:: Supplied entries
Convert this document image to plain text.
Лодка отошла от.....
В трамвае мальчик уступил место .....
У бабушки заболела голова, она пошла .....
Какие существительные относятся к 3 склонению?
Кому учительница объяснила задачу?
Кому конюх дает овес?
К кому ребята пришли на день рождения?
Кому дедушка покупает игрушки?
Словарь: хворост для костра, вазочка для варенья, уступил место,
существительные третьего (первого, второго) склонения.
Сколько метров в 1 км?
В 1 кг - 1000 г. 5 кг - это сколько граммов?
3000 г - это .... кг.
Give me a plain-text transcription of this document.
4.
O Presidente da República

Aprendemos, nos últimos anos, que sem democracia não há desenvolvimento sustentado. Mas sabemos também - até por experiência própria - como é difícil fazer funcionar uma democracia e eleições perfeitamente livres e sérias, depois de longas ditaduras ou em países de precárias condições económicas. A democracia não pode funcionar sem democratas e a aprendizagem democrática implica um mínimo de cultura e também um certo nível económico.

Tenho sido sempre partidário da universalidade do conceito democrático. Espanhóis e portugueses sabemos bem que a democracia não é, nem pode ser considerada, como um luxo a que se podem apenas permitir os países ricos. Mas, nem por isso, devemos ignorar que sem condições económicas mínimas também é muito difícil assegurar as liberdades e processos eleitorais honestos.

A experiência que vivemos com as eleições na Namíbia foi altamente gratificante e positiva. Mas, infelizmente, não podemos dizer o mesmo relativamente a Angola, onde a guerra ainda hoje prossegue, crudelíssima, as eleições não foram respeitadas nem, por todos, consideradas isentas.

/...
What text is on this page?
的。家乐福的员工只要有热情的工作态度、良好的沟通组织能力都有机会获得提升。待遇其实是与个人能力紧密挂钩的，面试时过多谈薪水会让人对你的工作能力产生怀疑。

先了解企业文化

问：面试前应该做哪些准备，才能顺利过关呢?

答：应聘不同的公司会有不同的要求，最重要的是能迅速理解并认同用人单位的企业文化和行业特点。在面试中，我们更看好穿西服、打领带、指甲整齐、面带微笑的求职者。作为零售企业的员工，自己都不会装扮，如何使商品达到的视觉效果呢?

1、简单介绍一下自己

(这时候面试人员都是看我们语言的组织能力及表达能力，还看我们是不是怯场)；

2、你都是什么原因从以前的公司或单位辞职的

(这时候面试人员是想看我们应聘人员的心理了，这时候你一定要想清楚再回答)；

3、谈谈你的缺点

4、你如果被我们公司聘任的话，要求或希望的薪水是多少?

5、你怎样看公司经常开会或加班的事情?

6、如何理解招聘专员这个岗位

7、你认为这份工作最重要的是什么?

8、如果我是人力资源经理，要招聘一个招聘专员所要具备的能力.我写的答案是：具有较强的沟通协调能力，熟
::::
| What this task involves |
Pull out every line containing "уступил".

| Response below |
В трамвае мальчик уступил место .....
Словарь: хворост для костра, вазочка для варенья, уступил место,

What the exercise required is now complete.